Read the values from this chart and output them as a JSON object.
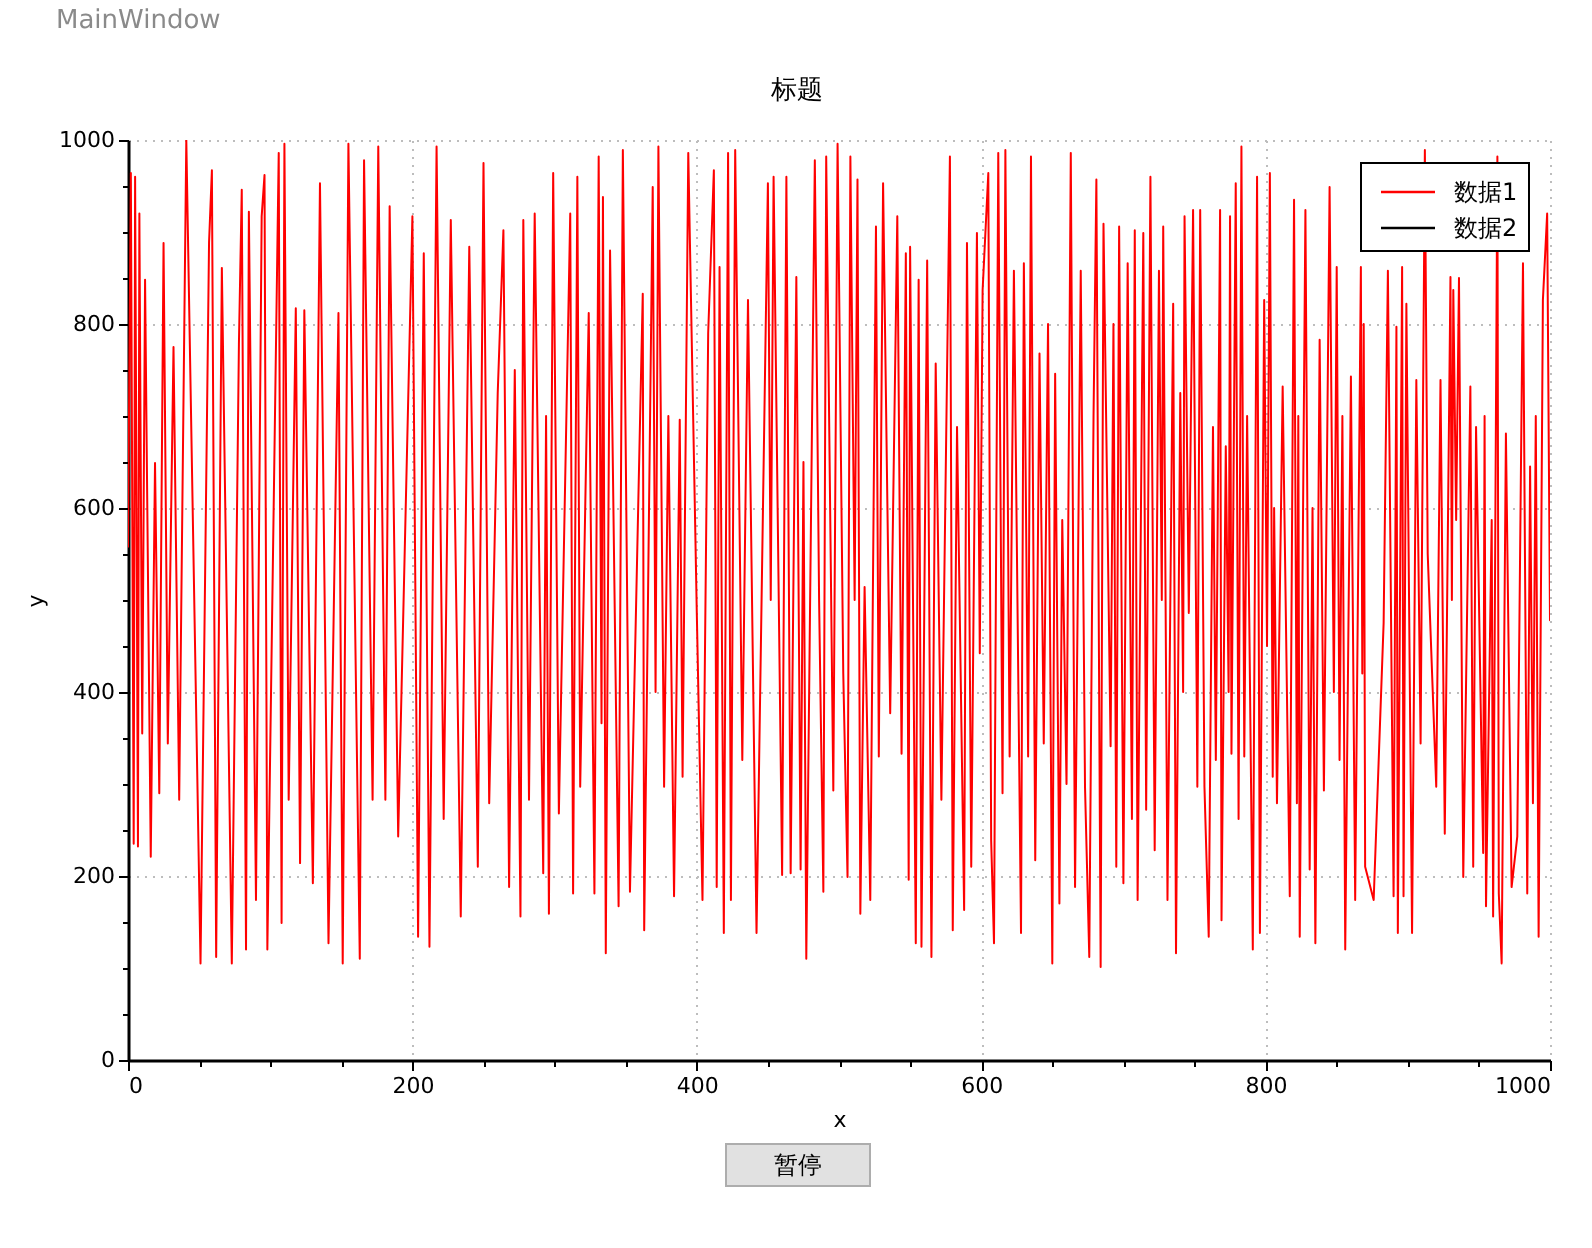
{
  "chart_data": {
    "type": "line",
    "title": "标题",
    "xlabel": "x",
    "ylabel": "y",
    "annotations": [
      "MainWindow",
      "暂停"
    ],
    "xlim": [
      0,
      1000
    ],
    "ylim": [
      0,
      1000
    ],
    "xticks": [
      0,
      {
        "value": 50,
        "label": null
      },
      {
        "value": 100,
        "label": null
      },
      {
        "value": 150,
        "label": null
      },
      200,
      {
        "value": 250,
        "label": null
      },
      {
        "value": 300,
        "label": null
      },
      {
        "value": 350,
        "label": null
      },
      400,
      {
        "value": 450,
        "label": null
      },
      {
        "value": 500,
        "label": null
      },
      {
        "value": 550,
        "label": null
      },
      600,
      {
        "value": 650,
        "label": null
      },
      {
        "value": 700,
        "label": null
      },
      {
        "value": 750,
        "label": null
      },
      800,
      {
        "value": 850,
        "label": null
      },
      {
        "value": 900,
        "label": null
      },
      {
        "value": 950,
        "label": null
      },
      1000
    ],
    "yticks": [
      0,
      {
        "value": 50,
        "label": null
      },
      {
        "value": 100,
        "label": null
      },
      {
        "value": 150,
        "label": null
      },
      200,
      {
        "value": 250,
        "label": null
      },
      {
        "value": 300,
        "label": null
      },
      {
        "value": 350,
        "label": null
      },
      400,
      {
        "value": 450,
        "label": null
      },
      {
        "value": 500,
        "label": null
      },
      {
        "value": 550,
        "label": null
      },
      600,
      {
        "value": 650,
        "label": null
      },
      {
        "value": 700,
        "label": null
      },
      {
        "value": 750,
        "label": null
      },
      800,
      {
        "value": 850,
        "label": null
      },
      {
        "value": 900,
        "label": null
      },
      {
        "value": 950,
        "label": null
      },
      1000
    ],
    "grid": true,
    "legend": "top right",
    "series": [
      {
        "name": "数据1",
        "color": "#ff0000",
        "x": [
          0,
          2,
          4,
          5,
          7,
          8,
          10,
          12,
          16,
          19,
          22,
          25,
          28,
          32,
          36,
          41,
          51,
          57,
          59,
          62,
          66,
          73,
          78,
          80,
          83,
          85,
          90,
          94,
          96,
          98,
          106,
          108,
          110,
          113,
          118,
          121,
          124,
          130,
          135,
          141,
          148,
          151,
          155,
          163,
          166,
          172,
          176,
          181,
          184,
          190,
          200,
          204,
          208,
          212,
          217,
          222,
          227,
          234,
          240,
          246,
          250,
          254,
          260,
          264,
          268,
          272,
          276,
          278,
          282,
          286,
          292,
          294,
          296,
          299,
          303,
          311,
          313,
          316,
          318,
          324,
          328,
          331,
          333,
          334,
          336,
          339,
          345,
          348,
          353,
          362,
          363,
          369,
          371,
          373,
          377,
          380,
          384,
          388,
          390,
          394,
          400,
          404,
          408,
          412,
          414,
          416,
          419,
          422,
          424,
          427,
          432,
          436,
          442,
          450,
          452,
          454,
          460,
          463,
          466,
          470,
          473,
          475,
          477,
          483,
          486,
          489,
          491,
          496,
          499,
          503,
          506,
          508,
          511,
          513,
          515,
          518,
          522,
          526,
          528,
          531,
          536,
          541,
          544,
          547,
          549,
          550,
          554,
          556,
          558,
          562,
          565,
          568,
          572,
          578,
          580,
          583,
          588,
          590,
          593,
          597,
          599,
          601,
          605,
          607,
          609,
          612,
          615,
          617,
          620,
          623,
          628,
          630,
          633,
          635,
          638,
          641,
          644,
          647,
          650,
          652,
          655,
          657,
          660,
          663,
          666,
          670,
          673,
          676,
          679,
          681,
          684,
          686,
          691,
          693,
          695,
          697,
          700,
          703,
          706,
          708,
          710,
          714,
          716,
          719,
          722,
          725,
          727,
          728,
          731,
          735,
          737,
          740,
          742,
          743,
          746,
          749,
          752,
          754,
          757,
          760,
          763,
          765,
          768,
          769,
          772,
          774,
          775,
          776,
          779,
          781,
          783,
          785,
          787,
          791,
          794,
          796,
          799,
          801,
          803,
          805,
          806,
          808,
          812,
          817,
          820,
          822,
          823,
          824,
          828,
          831,
          833,
          835,
          838,
          841,
          845,
          848,
          850,
          852,
          854,
          856,
          860,
          863,
          867,
          868,
          869,
          870,
          874,
          876,
          880,
          883,
          886,
          890,
          892,
          893,
          896,
          897,
          899,
          903,
          906,
          909,
          912,
          914,
          917,
          920,
          923,
          926,
          930,
          931,
          932,
          934,
          936,
          939,
          944,
          946,
          948,
          953,
          954,
          955,
          959,
          960,
          963,
          964,
          966,
          969,
          973,
          975,
          977,
          981,
          984,
          986,
          988,
          990,
          992,
          995,
          998,
          1000
        ],
        "values": [
          558,
          964,
          235,
          960,
          232,
          920,
          355,
          848,
          221,
          649,
          290,
          888,
          344,
          775,
          283,
          1000,
          105,
          889,
          967,
          112,
          861,
          105,
          778,
          946,
          120,
          922,
          174,
          917,
          962,
          120,
          986,
          149,
          996,
          283,
          817,
          214,
          815,
          192,
          953,
          127,
          812,
          105,
          996,
          110,
          978,
          283,
          993,
          283,
          928,
          243,
          917,
          134,
          877,
          123,
          993,
          262,
          913,
          156,
          884,
          210,
          975,
          279,
          725,
          902,
          188,
          750,
          156,
          913,
          283,
          920,
          203,
          700,
          159,
          964,
          268,
          920,
          181,
          960,
          297,
          812,
          181,
          982,
          366,
          938,
          116,
          880,
          167,
          989,
          183,
          833,
          141,
          949,
          400,
          993,
          297,
          700,
          178,
          696,
          308,
          986,
          486,
          174,
          790,
          967,
          188,
          862,
          138,
          986,
          174,
          989,
          326,
          826,
          138,
          953,
          500,
          960,
          201,
          960,
          203,
          851,
          207,
          650,
          110,
          978,
          500,
          183,
          982,
          293,
          996,
          420,
          199,
          982,
          500,
          957,
          159,
          514,
          174,
          906,
          330,
          953,
          377,
          917,
          333,
          877,
          196,
          884,
          127,
          848,
          123,
          869,
          112,
          757,
          283,
          982,
          141,
          688,
          163,
          888,
          210,
          899,
          442,
          837,
          964,
          239,
          127,
          986,
          290,
          989,
          330,
          858,
          138,
          866,
          330,
          982,
          217,
          768,
          344,
          800,
          105,
          746,
          170,
          587,
          300,
          986,
          188,
          858,
          297,
          112,
          700,
          957,
          101,
          909,
          341,
          800,
          210,
          906,
          192,
          866,
          262,
          902,
          174,
          899,
          272,
          960,
          228,
          858,
          500,
          906,
          174,
          822,
          116,
          725,
          400,
          917,
          486,
          924,
          297,
          924,
          297,
          134,
          688,
          326,
          924,
          152,
          667,
          400,
          917,
          333,
          953,
          262,
          993,
          330,
          700,
          120,
          960,
          138,
          826,
          450,
          964,
          308,
          600,
          279,
          732,
          178,
          935,
          279,
          700,
          134,
          924,
          207,
          600,
          127,
          783,
          293,
          949,
          400,
          862,
          326,
          700,
          120,
          743,
          174,
          862,
          420,
          800,
          210,
          null,
          174,
          null,
          475,
          858,
          178,
          797,
          138,
          862,
          178,
          822,
          138,
          739,
          344,
          989,
          550,
          null,
          297,
          739,
          246,
          851,
          500,
          837,
          587,
          850,
          199,
          732,
          210,
          688,
          225,
          700,
          167,
          587,
          156,
          982,
          181,
          105,
          681,
          188,
          null,
          243,
          866,
          181,
          645,
          279,
          700,
          134,
          826,
          920,
          478
        ]
      },
      {
        "name": "数据2",
        "color": "#000000"
      }
    ]
  }
}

· · · · ·

• **Prompt**:
All of the entries above should be copied exactly, except for the pictures.

• **Correct answer**:
Read the values from this chart and output them as a JSON object.
{
  "chart_data": {
    "type": "line",
    "title": "标题",
    "xlabel": "x",
    "ylabel": "y",
    "annotations": [
      "MainWindow",
      "暂停"
    ],
    "xlim": [
      0,
      1000
    ],
    "ylim": [
      0,
      1000
    ],
    "xticks": [
      0,
      {
        "value": 50,
        "label": null
      },
      {
        "value": 100,
        "label": null
      },
      {
        "value": 150,
        "label": null
      },
      200,
      {
        "value": 250,
        "label": null
      },
      {
        "value": 300,
        "label": null
      },
      {
        "value": 350,
        "label": null
      },
      400,
      {
        "value": 450,
        "label": null
      },
      {
        "value": 500,
        "label": null
      },
      {
        "value": 550,
        "label": null
      },
      600,
      {
        "value": 650,
        "label": null
      },
      {
        "value": 700,
        "label": null
      },
      {
        "value": 750,
        "label": null
      },
      800,
      {
        "value": 850,
        "label": null
      },
      {
        "value": 900,
        "label": null
      },
      {
        "value": 950,
        "label": null
      },
      1000
    ],
    "yticks": [
      0,
      {
        "value": 50,
        "label": null
      },
      {
        "value": 100,
        "label": null
      },
      {
        "value": 150,
        "label": null
      },
      200,
      {
        "value": 250,
        "label": null
      },
      {
        "value": 300,
        "label": null
      },
      {
        "value": 350,
        "label": null
      },
      400,
      {
        "value": 450,
        "label": null
      },
      {
        "value": 500,
        "label": null
      },
      {
        "value": 550,
        "label": null
      },
      600,
      {
        "value": 650,
        "label": null
      },
      {
        "value": 700,
        "label": null
      },
      {
        "value": 750,
        "label": null
      },
      800,
      {
        "value": 850,
        "label": null
      },
      {
        "value": 900,
        "label": null
      },
      {
        "value": 950,
        "label": null
      },
      1000
    ],
    "grid": true,
    "legend": "top right",
    "series": [
      {
        "name": "数据1",
        "color": "#ff0000",
        "x": [
          0,
          2,
          4,
          5,
          7,
          8,
          10,
          12,
          16,
          19,
          22,
          25,
          28,
          32,
          36,
          41,
          51,
          57,
          59,
          62,
          66,
          73,
          78,
          80,
          83,
          85,
          90,
          94,
          96,
          98,
          106,
          108,
          110,
          113,
          118,
          121,
          124,
          130,
          135,
          141,
          148,
          151,
          155,
          163,
          166,
          172,
          176,
          181,
          184,
          190,
          200,
          204,
          208,
          212,
          217,
          222,
          227,
          234,
          240,
          246,
          250,
          254,
          260,
          264,
          268,
          272,
          276,
          278,
          282,
          286,
          292,
          294,
          296,
          299,
          303,
          311,
          313,
          316,
          318,
          324,
          328,
          331,
          333,
          334,
          336,
          339,
          345,
          348,
          353,
          362,
          363,
          369,
          371,
          373,
          377,
          380,
          384,
          388,
          390,
          394,
          400,
          404,
          408,
          412,
          414,
          416,
          419,
          422,
          424,
          427,
          432,
          436,
          442,
          450,
          452,
          454,
          460,
          463,
          466,
          470,
          473,
          475,
          477,
          483,
          486,
          489,
          491,
          496,
          499,
          503,
          506,
          508,
          511,
          513,
          515,
          518,
          522,
          526,
          528,
          531,
          536,
          541,
          544,
          547,
          549,
          550,
          554,
          556,
          558,
          562,
          565,
          568,
          572,
          578,
          580,
          583,
          588,
          590,
          593,
          597,
          599,
          601,
          605,
          607,
          609,
          612,
          615,
          617,
          620,
          623,
          628,
          630,
          633,
          635,
          638,
          641,
          644,
          647,
          650,
          652,
          655,
          657,
          660,
          663,
          666,
          670,
          673,
          676,
          679,
          681,
          684,
          686,
          691,
          693,
          695,
          697,
          700,
          703,
          706,
          708,
          710,
          714,
          716,
          719,
          722,
          725,
          727,
          728,
          731,
          735,
          737,
          740,
          742,
          743,
          746,
          749,
          752,
          754,
          757,
          760,
          763,
          765,
          768,
          769,
          772,
          774,
          775,
          776,
          779,
          781,
          783,
          785,
          787,
          791,
          794,
          796,
          799,
          801,
          803,
          805,
          806,
          808,
          812,
          817,
          820,
          822,
          823,
          824,
          828,
          831,
          833,
          835,
          838,
          841,
          845,
          848,
          850,
          852,
          854,
          856,
          860,
          863,
          867,
          868,
          869,
          870,
          874,
          876,
          880,
          883,
          886,
          890,
          892,
          893,
          896,
          897,
          899,
          903,
          906,
          909,
          912,
          914,
          917,
          920,
          923,
          926,
          930,
          931,
          932,
          934,
          936,
          939,
          944,
          946,
          948,
          953,
          954,
          955,
          959,
          960,
          963,
          964,
          966,
          969,
          973,
          975,
          977,
          981,
          984,
          986,
          988,
          990,
          992,
          995,
          998,
          1000
        ],
        "values": [
          558,
          964,
          235,
          960,
          232,
          920,
          355,
          848,
          221,
          649,
          290,
          888,
          344,
          775,
          283,
          1000,
          105,
          889,
          967,
          112,
          861,
          105,
          778,
          946,
          120,
          922,
          174,
          917,
          962,
          120,
          986,
          149,
          996,
          283,
          817,
          214,
          815,
          192,
          953,
          127,
          812,
          105,
          996,
          110,
          978,
          283,
          993,
          283,
          928,
          243,
          917,
          134,
          877,
          123,
          993,
          262,
          913,
          156,
          884,
          210,
          975,
          279,
          725,
          902,
          188,
          750,
          156,
          913,
          283,
          920,
          203,
          700,
          159,
          964,
          268,
          920,
          181,
          960,
          297,
          812,
          181,
          982,
          366,
          938,
          116,
          880,
          167,
          989,
          183,
          833,
          141,
          949,
          400,
          993,
          297,
          700,
          178,
          696,
          308,
          986,
          486,
          174,
          790,
          967,
          188,
          862,
          138,
          986,
          174,
          989,
          326,
          826,
          138,
          953,
          500,
          960,
          201,
          960,
          203,
          851,
          207,
          650,
          110,
          978,
          500,
          183,
          982,
          293,
          996,
          420,
          199,
          982,
          500,
          957,
          159,
          514,
          174,
          906,
          330,
          953,
          377,
          917,
          333,
          877,
          196,
          884,
          127,
          848,
          123,
          869,
          112,
          757,
          283,
          982,
          141,
          688,
          163,
          888,
          210,
          899,
          442,
          837,
          964,
          239,
          127,
          986,
          290,
          989,
          330,
          858,
          138,
          866,
          330,
          982,
          217,
          768,
          344,
          800,
          105,
          746,
          170,
          587,
          300,
          986,
          188,
          858,
          297,
          112,
          700,
          957,
          101,
          909,
          341,
          800,
          210,
          906,
          192,
          866,
          262,
          902,
          174,
          899,
          272,
          960,
          228,
          858,
          500,
          906,
          174,
          822,
          116,
          725,
          400,
          917,
          486,
          924,
          297,
          924,
          297,
          134,
          688,
          326,
          924,
          152,
          667,
          400,
          917,
          333,
          953,
          262,
          993,
          330,
          700,
          120,
          960,
          138,
          826,
          450,
          964,
          308,
          600,
          279,
          732,
          178,
          935,
          279,
          700,
          134,
          924,
          207,
          600,
          127,
          783,
          293,
          949,
          400,
          862,
          326,
          700,
          120,
          743,
          174,
          862,
          420,
          800,
          210,
          null,
          174,
          null,
          475,
          858,
          178,
          797,
          138,
          862,
          178,
          822,
          138,
          739,
          344,
          989,
          550,
          null,
          297,
          739,
          246,
          851,
          500,
          837,
          587,
          850,
          199,
          732,
          210,
          688,
          225,
          700,
          167,
          587,
          156,
          982,
          181,
          105,
          681,
          188,
          null,
          243,
          866,
          181,
          645,
          279,
          700,
          134,
          826,
          920,
          478
        ]
      },
      {
        "name": "数据2",
        "color": "#000000"
      }
    ]
  }
}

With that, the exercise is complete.